** Records provided **

-- begin --

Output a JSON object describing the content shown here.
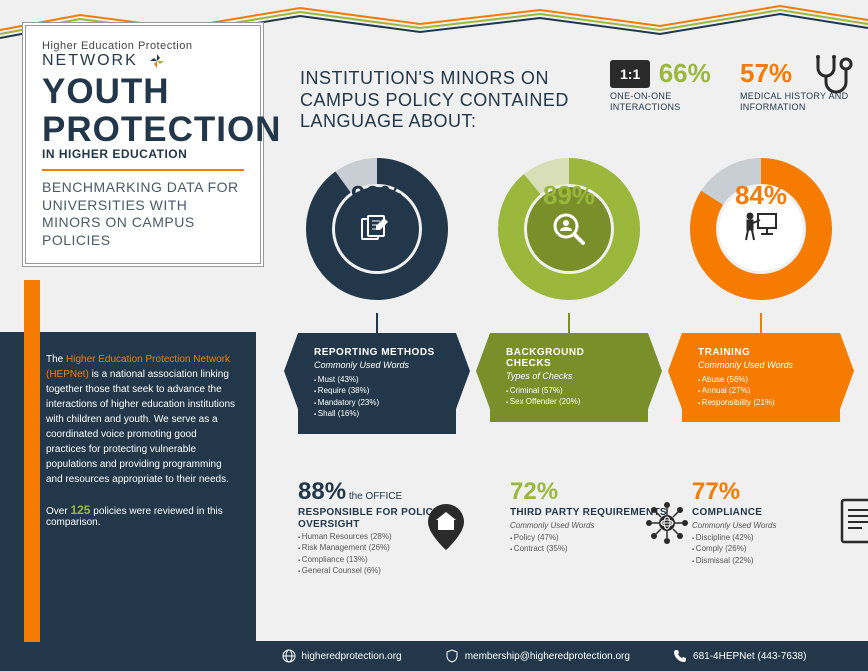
{
  "org": {
    "line1": "Higher Education Protection",
    "line2": "NETWORK"
  },
  "title": {
    "main1": "YOUTH",
    "main2": "PROTECTION",
    "sub": "IN HIGHER EDUCATION"
  },
  "subtitle": "BENCHMARKING DATA FOR UNIVERSITIES WITH MINORS ON CAMPUS POLICIES",
  "description": {
    "highlight": "Higher Education Protection Network (HEPNet)",
    "prefix": "The ",
    "body": " is a national association linking together those that seek to advance the interactions of higher education institutions with children and youth. We serve as a coordinated voice promoting good practices for protecting vulnerable populations and providing programming and resources appropriate to their needs."
  },
  "reviewed": {
    "prefix": "Over ",
    "count": "125",
    "suffix": " policies were reviewed in this comparison."
  },
  "section_heading": "INSTITUTION'S MINORS ON CAMPUS POLICY CONTAINED LANGUAGE ABOUT:",
  "top_stats": {
    "ratio": "1:1",
    "interactions": {
      "pct": "66%",
      "label": "ONE-ON-ONE INTERACTIONS",
      "color": "#9bb83c"
    },
    "medical": {
      "pct": "57%",
      "label": "MEDICAL HISTORY AND INFORMATION",
      "color": "#f57c00"
    }
  },
  "donuts": [
    {
      "pct": "90%",
      "value": 90,
      "color": "#22384a",
      "bg": "#c9ced4",
      "title": "REPORTING METHODS",
      "sub": "Commonly Used Words",
      "items": [
        "Must (43%)",
        "Require (38%)",
        "Mandatory (23%)",
        "Shall (16%)"
      ],
      "icon": "documents"
    },
    {
      "pct": "89%",
      "value": 89,
      "color": "#9bb83c",
      "bg": "#d8dfb8",
      "title": "BACKGROUND CHECKS",
      "sub": "Types of Checks",
      "items": [
        "Criminal (57%)",
        "Sex Offender (20%)"
      ],
      "icon": "magnify-person"
    },
    {
      "pct": "84%",
      "value": 84,
      "color": "#f57c00",
      "bg": "#f9d2b0",
      "title": "TRAINING",
      "sub": "Commonly Used Words",
      "items": [
        "Abuse (56%)",
        "Annual (27%)",
        "Responsibility (21%)"
      ],
      "icon": "presenter"
    }
  ],
  "bottom_stats": [
    {
      "pct": "88%",
      "suffix": " the OFFICE",
      "title": "RESPONSIBLE FOR POLICY OVERSIGHT",
      "sub": "",
      "items": [
        "Human Resources (28%)",
        "Risk Management (26%)",
        "Compliance (13%)",
        "General Counsel (6%)"
      ],
      "color": "#22384a",
      "icon": "home-pin"
    },
    {
      "pct": "72%",
      "suffix": "",
      "title": "THIRD PARTY REQUIREMENTS",
      "sub": "Commonly Used Words",
      "items": [
        "Policy (47%)",
        "Contract (35%)"
      ],
      "color": "#9bb83c",
      "icon": "network"
    },
    {
      "pct": "77%",
      "suffix": "",
      "title": "COMPLIANCE",
      "sub": "Commonly Used Words",
      "items": [
        "Discipline (42%)",
        "Comply (26%)",
        "Dismissal (22%)"
      ],
      "color": "#f57c00",
      "icon": "certificate"
    }
  ],
  "footer": {
    "web": "higheredprotection.org",
    "email": "membership@higheredprotection.org",
    "phone": "681-4HEPNet (443-7638)"
  },
  "colors": {
    "navy": "#22384a",
    "olive": "#9bb83c",
    "orange": "#f57c00",
    "grey": "#c9ced4"
  }
}
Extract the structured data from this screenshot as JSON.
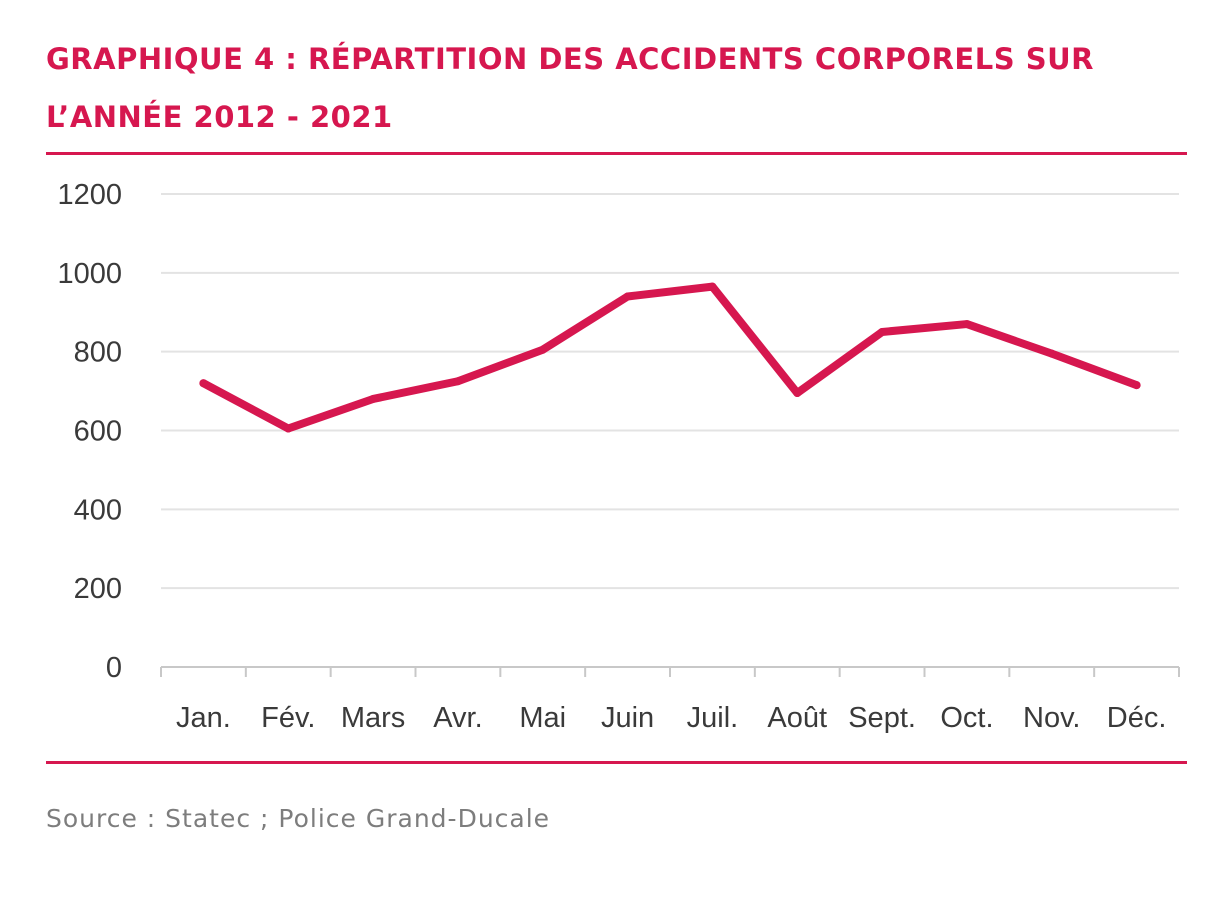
{
  "chart_data": {
    "type": "line",
    "title_line1": "GRAPHIQUE 4 : RÉPARTITION DES ACCIDENTS CORPORELS SUR",
    "title_line2": "L’ANNÉE 2012 - 2021",
    "categories": [
      "Jan.",
      "Fév.",
      "Mars",
      "Avr.",
      "Mai",
      "Juin",
      "Juil.",
      "Août",
      "Sept.",
      "Oct.",
      "Nov.",
      "Déc."
    ],
    "series": [
      {
        "values": [
          720,
          605,
          680,
          725,
          805,
          940,
          965,
          695,
          850,
          870,
          795,
          715
        ],
        "color": "#d6174f"
      }
    ],
    "yticks": [
      "0",
      "200",
      "400",
      "600",
      "800",
      "1000",
      "1200"
    ],
    "ylim": [
      0,
      1200
    ],
    "xlabel": "",
    "ylabel": "",
    "grid": true,
    "legend": "none",
    "source": "Source : Statec ; Police Grand-Ducale"
  },
  "colors": {
    "accent": "#d6174f",
    "grid": "#e3e3e3",
    "axis": "#c8c8c8",
    "text": "#3a3a3a",
    "source": "#7d7d7d"
  }
}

-- end --

** The request **
Reproduce each line exactly as it appears, omitting the pictures.

** Exercise output **
Output a JSON object describing the content shown here.
{
  "org": {
    "line1": "Higher Education Protection",
    "line2": "NETWORK"
  },
  "title": {
    "main1": "YOUTH",
    "main2": "PROTECTION",
    "sub": "IN HIGHER EDUCATION"
  },
  "subtitle": "BENCHMARKING DATA FOR UNIVERSITIES WITH MINORS ON CAMPUS POLICIES",
  "description": {
    "highlight": "Higher Education Protection Network (HEPNet)",
    "prefix": "The ",
    "body": " is a national association linking together those that seek to advance the interactions of higher education institutions with children and youth. We serve as a coordinated voice promoting good practices for protecting vulnerable populations and providing programming and resources appropriate to their needs."
  },
  "reviewed": {
    "prefix": "Over ",
    "count": "125",
    "suffix": " policies were reviewed in this comparison."
  },
  "section_heading": "INSTITUTION'S MINORS ON CAMPUS POLICY CONTAINED LANGUAGE ABOUT:",
  "top_stats": {
    "ratio": "1:1",
    "interactions": {
      "pct": "66%",
      "label": "ONE-ON-ONE INTERACTIONS",
      "color": "#9bb83c"
    },
    "medical": {
      "pct": "57%",
      "label": "MEDICAL HISTORY AND INFORMATION",
      "color": "#f57c00"
    }
  },
  "donuts": [
    {
      "pct": "90%",
      "value": 90,
      "color": "#22384a",
      "bg": "#c9ced4",
      "title": "REPORTING METHODS",
      "sub": "Commonly Used Words",
      "items": [
        "Must (43%)",
        "Require (38%)",
        "Mandatory (23%)",
        "Shall (16%)"
      ],
      "icon": "documents"
    },
    {
      "pct": "89%",
      "value": 89,
      "color": "#9bb83c",
      "bg": "#d8dfb8",
      "title": "BACKGROUND CHECKS",
      "sub": "Types of Checks",
      "items": [
        "Criminal (57%)",
        "Sex Offender (20%)"
      ],
      "icon": "magnify-person"
    },
    {
      "pct": "84%",
      "value": 84,
      "color": "#f57c00",
      "bg": "#f9d2b0",
      "title": "TRAINING",
      "sub": "Commonly Used Words",
      "items": [
        "Abuse (56%)",
        "Annual (27%)",
        "Responsibility (21%)"
      ],
      "icon": "presenter"
    }
  ],
  "bottom_stats": [
    {
      "pct": "88%",
      "suffix": " the OFFICE",
      "title": "RESPONSIBLE FOR POLICY OVERSIGHT",
      "sub": "",
      "items": [
        "Human Resources (28%)",
        "Risk Management (26%)",
        "Compliance (13%)",
        "General Counsel (6%)"
      ],
      "color": "#22384a",
      "icon": "home-pin"
    },
    {
      "pct": "72%",
      "suffix": "",
      "title": "THIRD PARTY REQUIREMENTS",
      "sub": "Commonly Used Words",
      "items": [
        "Policy (47%)",
        "Contract (35%)"
      ],
      "color": "#9bb83c",
      "icon": "network"
    },
    {
      "pct": "77%",
      "suffix": "",
      "title": "COMPLIANCE",
      "sub": "Commonly Used Words",
      "items": [
        "Discipline (42%)",
        "Comply (26%)",
        "Dismissal (22%)"
      ],
      "color": "#f57c00",
      "icon": "certificate"
    }
  ],
  "footer": {
    "web": "higheredprotection.org",
    "email": "membership@higheredprotection.org",
    "phone": "681-4HEPNet (443-7638)"
  },
  "colors": {
    "navy": "#22384a",
    "olive": "#9bb83c",
    "orange": "#f57c00",
    "grey": "#c9ced4"
  }
}
Extract the structured data from this screenshot as JSON.
{
  "chart_data": {
    "type": "line",
    "title_line1": "GRAPHIQUE 4 : RÉPARTITION DES ACCIDENTS CORPORELS SUR",
    "title_line2": "L’ANNÉE 2012 - 2021",
    "categories": [
      "Jan.",
      "Fév.",
      "Mars",
      "Avr.",
      "Mai",
      "Juin",
      "Juil.",
      "Août",
      "Sept.",
      "Oct.",
      "Nov.",
      "Déc."
    ],
    "series": [
      {
        "values": [
          720,
          605,
          680,
          725,
          805,
          940,
          965,
          695,
          850,
          870,
          795,
          715
        ],
        "color": "#d6174f"
      }
    ],
    "yticks": [
      "0",
      "200",
      "400",
      "600",
      "800",
      "1000",
      "1200"
    ],
    "ylim": [
      0,
      1200
    ],
    "xlabel": "",
    "ylabel": "",
    "grid": true,
    "legend": "none",
    "source": "Source : Statec ; Police Grand-Ducale"
  },
  "colors": {
    "accent": "#d6174f",
    "grid": "#e3e3e3",
    "axis": "#c8c8c8",
    "text": "#3a3a3a",
    "source": "#7d7d7d"
  }
}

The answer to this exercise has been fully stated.